**Challenge**
Write out the records again, exactly, leaving none out.

----------

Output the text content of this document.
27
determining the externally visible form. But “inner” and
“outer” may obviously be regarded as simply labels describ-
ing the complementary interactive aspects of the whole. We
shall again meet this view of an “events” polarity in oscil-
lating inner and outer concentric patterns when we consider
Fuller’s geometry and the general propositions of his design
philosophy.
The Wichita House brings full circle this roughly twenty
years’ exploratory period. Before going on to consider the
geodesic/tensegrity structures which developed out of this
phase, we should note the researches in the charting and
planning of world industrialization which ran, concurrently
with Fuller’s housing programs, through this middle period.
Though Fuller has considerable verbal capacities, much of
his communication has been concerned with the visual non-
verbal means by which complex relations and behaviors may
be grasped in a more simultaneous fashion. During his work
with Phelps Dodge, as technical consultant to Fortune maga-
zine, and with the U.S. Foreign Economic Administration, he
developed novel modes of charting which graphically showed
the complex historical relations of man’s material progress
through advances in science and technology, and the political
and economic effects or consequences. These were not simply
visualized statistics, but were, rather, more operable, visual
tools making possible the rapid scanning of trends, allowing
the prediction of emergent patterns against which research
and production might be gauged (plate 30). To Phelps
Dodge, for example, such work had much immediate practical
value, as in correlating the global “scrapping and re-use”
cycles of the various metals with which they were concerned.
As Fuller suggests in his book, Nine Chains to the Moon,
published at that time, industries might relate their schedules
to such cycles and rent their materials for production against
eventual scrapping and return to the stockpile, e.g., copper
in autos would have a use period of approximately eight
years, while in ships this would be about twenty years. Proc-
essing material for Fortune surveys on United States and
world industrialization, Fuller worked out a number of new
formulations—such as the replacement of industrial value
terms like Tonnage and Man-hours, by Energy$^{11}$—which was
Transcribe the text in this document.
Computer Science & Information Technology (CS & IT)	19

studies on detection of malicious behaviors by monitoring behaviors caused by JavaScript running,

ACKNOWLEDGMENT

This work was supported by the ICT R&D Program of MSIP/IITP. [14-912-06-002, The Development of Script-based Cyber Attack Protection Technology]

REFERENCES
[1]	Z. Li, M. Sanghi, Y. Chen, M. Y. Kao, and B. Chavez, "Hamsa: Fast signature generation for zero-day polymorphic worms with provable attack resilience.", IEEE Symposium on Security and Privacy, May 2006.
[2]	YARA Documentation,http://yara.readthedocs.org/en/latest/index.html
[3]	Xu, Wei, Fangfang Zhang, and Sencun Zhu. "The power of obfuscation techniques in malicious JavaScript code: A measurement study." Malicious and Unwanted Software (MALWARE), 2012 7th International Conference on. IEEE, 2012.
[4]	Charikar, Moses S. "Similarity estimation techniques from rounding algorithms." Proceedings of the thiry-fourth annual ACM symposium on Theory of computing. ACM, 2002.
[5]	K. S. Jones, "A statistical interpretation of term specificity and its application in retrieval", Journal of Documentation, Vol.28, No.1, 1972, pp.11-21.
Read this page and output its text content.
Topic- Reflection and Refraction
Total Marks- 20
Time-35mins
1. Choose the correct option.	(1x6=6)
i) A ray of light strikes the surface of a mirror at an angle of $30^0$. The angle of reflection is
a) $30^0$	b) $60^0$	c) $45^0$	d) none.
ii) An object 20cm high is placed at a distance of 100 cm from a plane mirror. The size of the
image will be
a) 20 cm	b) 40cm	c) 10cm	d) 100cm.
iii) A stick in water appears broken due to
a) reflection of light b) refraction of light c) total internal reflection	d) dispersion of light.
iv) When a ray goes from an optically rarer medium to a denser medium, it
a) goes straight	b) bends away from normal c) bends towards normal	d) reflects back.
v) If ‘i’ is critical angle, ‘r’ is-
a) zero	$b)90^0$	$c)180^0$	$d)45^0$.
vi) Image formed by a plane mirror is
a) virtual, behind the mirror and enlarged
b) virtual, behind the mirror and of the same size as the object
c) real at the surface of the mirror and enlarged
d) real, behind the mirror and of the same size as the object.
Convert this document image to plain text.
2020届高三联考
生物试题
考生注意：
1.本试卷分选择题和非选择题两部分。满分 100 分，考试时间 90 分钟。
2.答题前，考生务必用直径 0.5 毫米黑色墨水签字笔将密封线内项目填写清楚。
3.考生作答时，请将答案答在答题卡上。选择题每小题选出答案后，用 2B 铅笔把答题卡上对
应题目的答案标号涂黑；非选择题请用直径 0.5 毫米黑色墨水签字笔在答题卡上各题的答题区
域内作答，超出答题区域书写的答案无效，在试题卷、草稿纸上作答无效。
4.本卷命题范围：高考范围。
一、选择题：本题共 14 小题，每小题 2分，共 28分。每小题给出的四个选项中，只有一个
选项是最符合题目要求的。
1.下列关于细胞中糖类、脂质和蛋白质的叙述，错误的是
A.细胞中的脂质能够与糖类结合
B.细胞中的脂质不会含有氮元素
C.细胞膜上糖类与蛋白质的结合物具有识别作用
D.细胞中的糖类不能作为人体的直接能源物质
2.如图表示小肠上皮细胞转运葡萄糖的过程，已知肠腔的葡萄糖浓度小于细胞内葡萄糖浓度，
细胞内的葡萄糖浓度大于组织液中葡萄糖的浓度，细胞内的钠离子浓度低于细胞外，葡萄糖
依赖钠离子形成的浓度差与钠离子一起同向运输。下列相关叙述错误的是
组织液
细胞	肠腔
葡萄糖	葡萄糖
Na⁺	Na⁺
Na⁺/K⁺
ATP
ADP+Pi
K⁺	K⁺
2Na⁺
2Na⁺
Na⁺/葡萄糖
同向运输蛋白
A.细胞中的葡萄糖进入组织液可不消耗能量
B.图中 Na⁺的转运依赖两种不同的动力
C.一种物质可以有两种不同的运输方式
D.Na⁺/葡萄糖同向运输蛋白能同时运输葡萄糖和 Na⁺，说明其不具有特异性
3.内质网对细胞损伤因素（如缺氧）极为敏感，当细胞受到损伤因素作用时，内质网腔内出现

----------

**Response for this exercise**
Output the text content of this document.
27
determining the externally visible form. But “inner” and
“outer” may obviously be regarded as simply labels describ-
ing the complementary interactive aspects of the whole. We
shall again meet this view of an “events” polarity in oscil-
lating inner and outer concentric patterns when we consider
Fuller’s geometry and the general propositions of his design
philosophy.
The Wichita House brings full circle this roughly twenty
years’ exploratory period. Before going on to consider the
geodesic/tensegrity structures which developed out of this
phase, we should note the researches in the charting and
planning of world industrialization which ran, concurrently
with Fuller’s housing programs, through this middle period.
Though Fuller has considerable verbal capacities, much of
his communication has been concerned with the visual non-
verbal means by which complex relations and behaviors may
be grasped in a more simultaneous fashion. During his work
with Phelps Dodge, as technical consultant to Fortune maga-
zine, and with the U.S. Foreign Economic Administration, he
developed novel modes of charting which graphically showed
the complex historical relations of man’s material progress
through advances in science and technology, and the political
and economic effects or consequences. These were not simply
visualized statistics, but were, rather, more operable, visual
tools making possible the rapid scanning of trends, allowing
the prediction of emergent patterns against which research
and production might be gauged (plate 30). To Phelps
Dodge, for example, such work had much immediate practical
value, as in correlating the global “scrapping and re-use”
cycles of the various metals with which they were concerned.
As Fuller suggests in his book, Nine Chains to the Moon,
published at that time, industries might relate their schedules
to such cycles and rent their materials for production against
eventual scrapping and return to the stockpile, e.g., copper
in autos would have a use period of approximately eight
years, while in ships this would be about twenty years. Proc-
essing material for Fortune surveys on United States and
world industrialization, Fuller worked out a number of new
formulations—such as the replacement of industrial value
terms like Tonnage and Man-hours, by Energy$^{11}$—which was
Transcribe the text in this document.
Computer Science & Information Technology (CS & IT)	19

studies on detection of malicious behaviors by monitoring behaviors caused by JavaScript running,

ACKNOWLEDGMENT

This work was supported by the ICT R&D Program of MSIP/IITP. [14-912-06-002, The Development of Script-based Cyber Attack Protection Technology]

REFERENCES
[1]	Z. Li, M. Sanghi, Y. Chen, M. Y. Kao, and B. Chavez, "Hamsa: Fast signature generation for zero-day polymorphic worms with provable attack resilience.", IEEE Symposium on Security and Privacy, May 2006.
[2]	YARA Documentation,http://yara.readthedocs.org/en/latest/index.html
[3]	Xu, Wei, Fangfang Zhang, and Sencun Zhu. "The power of obfuscation techniques in malicious JavaScript code: A measurement study." Malicious and Unwanted Software (MALWARE), 2012 7th International Conference on. IEEE, 2012.
[4]	Charikar, Moses S. "Similarity estimation techniques from rounding algorithms." Proceedings of the thiry-fourth annual ACM symposium on Theory of computing. ACM, 2002.
[5]	K. S. Jones, "A statistical interpretation of term specificity and its application in retrieval", Journal of Documentation, Vol.28, No.1, 1972, pp.11-21.
Read this page and output its text content.
Topic- Reflection and Refraction
Total Marks- 20
Time-35mins
1. Choose the correct option.	(1x6=6)
i) A ray of light strikes the surface of a mirror at an angle of $30^0$. The angle of reflection is
a) $30^0$	b) $60^0$	c) $45^0$	d) none.
ii) An object 20cm high is placed at a distance of 100 cm from a plane mirror. The size of the
image will be
a) 20 cm	b) 40cm	c) 10cm	d) 100cm.
iii) A stick in water appears broken due to
a) reflection of light b) refraction of light c) total internal reflection	d) dispersion of light.
iv) When a ray goes from an optically rarer medium to a denser medium, it
a) goes straight	b) bends away from normal c) bends towards normal	d) reflects back.
v) If ‘i’ is critical angle, ‘r’ is-
a) zero	$b)90^0$	$c)180^0$	$d)45^0$.
vi) Image formed by a plane mirror is
a) virtual, behind the mirror and enlarged
b) virtual, behind the mirror and of the same size as the object
c) real at the surface of the mirror and enlarged
d) real, behind the mirror and of the same size as the object.
Convert this document image to plain text.
2020届高三联考
生物试题
考生注意：
1.本试卷分选择题和非选择题两部分。满分 100 分，考试时间 90 分钟。
2.答题前，考生务必用直径 0.5 毫米黑色墨水签字笔将密封线内项目填写清楚。
3.考生作答时，请将答案答在答题卡上。选择题每小题选出答案后，用 2B 铅笔把答题卡上对
应题目的答案标号涂黑；非选择题请用直径 0.5 毫米黑色墨水签字笔在答题卡上各题的答题区
域内作答，超出答题区域书写的答案无效，在试题卷、草稿纸上作答无效。
4.本卷命题范围：高考范围。
一、选择题：本题共 14 小题，每小题 2分，共 28分。每小题给出的四个选项中，只有一个
选项是最符合题目要求的。
1.下列关于细胞中糖类、脂质和蛋白质的叙述，错误的是
A.细胞中的脂质能够与糖类结合
B.细胞中的脂质不会含有氮元素
C.细胞膜上糖类与蛋白质的结合物具有识别作用
D.细胞中的糖类不能作为人体的直接能源物质
2.如图表示小肠上皮细胞转运葡萄糖的过程，已知肠腔的葡萄糖浓度小于细胞内葡萄糖浓度，
细胞内的葡萄糖浓度大于组织液中葡萄糖的浓度，细胞内的钠离子浓度低于细胞外，葡萄糖
依赖钠离子形成的浓度差与钠离子一起同向运输。下列相关叙述错误的是
组织液
细胞	肠腔
葡萄糖	葡萄糖
Na⁺	Na⁺
Na⁺/K⁺
ATP
ADP+Pi
K⁺	K⁺
2Na⁺
2Na⁺
Na⁺/葡萄糖
同向运输蛋白
A.细胞中的葡萄糖进入组织液可不消耗能量
B.图中 Na⁺的转运依赖两种不同的动力
C.一种物质可以有两种不同的运输方式
D.Na⁺/葡萄糖同向运输蛋白能同时运输葡萄糖和 Na⁺，说明其不具有特异性
3.内质网对细胞损伤因素（如缺氧）极为敏感，当细胞受到损伤因素作用时，内质网腔内出现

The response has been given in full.